- _What you have to do_
Set the data down again, exactly as it reads, but without the pictures.
────────────────────
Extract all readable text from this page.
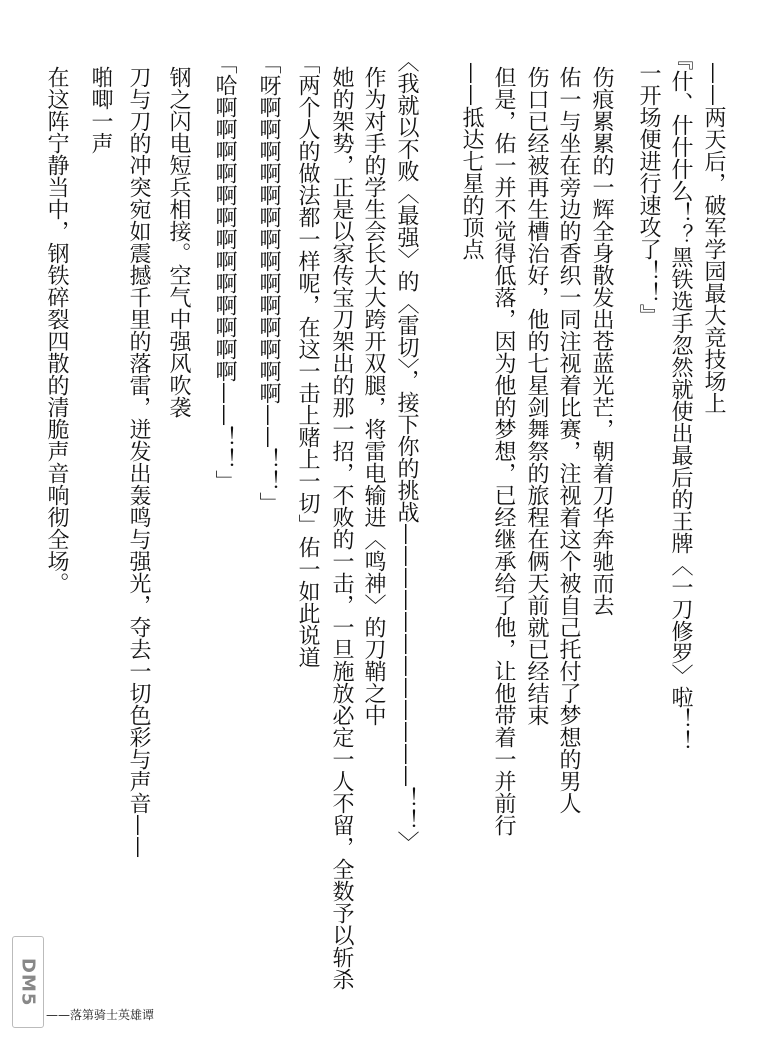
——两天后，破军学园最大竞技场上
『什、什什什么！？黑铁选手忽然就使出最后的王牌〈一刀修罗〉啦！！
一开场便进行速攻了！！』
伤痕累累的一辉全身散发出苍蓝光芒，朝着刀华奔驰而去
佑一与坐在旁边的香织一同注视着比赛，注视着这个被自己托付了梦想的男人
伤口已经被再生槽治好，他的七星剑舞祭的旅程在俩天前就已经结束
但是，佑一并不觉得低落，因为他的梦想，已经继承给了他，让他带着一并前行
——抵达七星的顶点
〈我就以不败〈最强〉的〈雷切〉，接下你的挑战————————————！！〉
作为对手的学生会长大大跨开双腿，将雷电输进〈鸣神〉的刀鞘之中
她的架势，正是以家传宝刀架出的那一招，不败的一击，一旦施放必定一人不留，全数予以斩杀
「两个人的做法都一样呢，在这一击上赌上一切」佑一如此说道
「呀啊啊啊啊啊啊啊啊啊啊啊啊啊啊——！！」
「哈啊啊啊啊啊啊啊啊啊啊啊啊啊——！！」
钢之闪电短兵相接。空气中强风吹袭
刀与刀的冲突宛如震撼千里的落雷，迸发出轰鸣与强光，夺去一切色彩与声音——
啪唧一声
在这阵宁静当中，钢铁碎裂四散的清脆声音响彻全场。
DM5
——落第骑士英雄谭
────────────────────
- _Complete answer_
Extract all readable text from this page.
——两天后，破军学园最大竞技场上
『什、什什什么！？黑铁选手忽然就使出最后的王牌〈一刀修罗〉啦！！
一开场便进行速攻了！！』
伤痕累累的一辉全身散发出苍蓝光芒，朝着刀华奔驰而去
佑一与坐在旁边的香织一同注视着比赛，注视着这个被自己托付了梦想的男人
伤口已经被再生槽治好，他的七星剑舞祭的旅程在俩天前就已经结束
但是，佑一并不觉得低落，因为他的梦想，已经继承给了他，让他带着一并前行
——抵达七星的顶点
〈我就以不败〈最强〉的〈雷切〉，接下你的挑战————————————！！〉
作为对手的学生会长大大跨开双腿，将雷电输进〈鸣神〉的刀鞘之中
她的架势，正是以家传宝刀架出的那一招，不败的一击，一旦施放必定一人不留，全数予以斩杀
「两个人的做法都一样呢，在这一击上赌上一切」佑一如此说道
「呀啊啊啊啊啊啊啊啊啊啊啊啊啊啊——！！」
「哈啊啊啊啊啊啊啊啊啊啊啊啊啊——！！」
钢之闪电短兵相接。空气中强风吹袭
刀与刀的冲突宛如震撼千里的落雷，迸发出轰鸣与强光，夺去一切色彩与声音——
啪唧一声
在这阵宁静当中，钢铁碎裂四散的清脆声音响彻全场。
DM5
——落第骑士英雄谭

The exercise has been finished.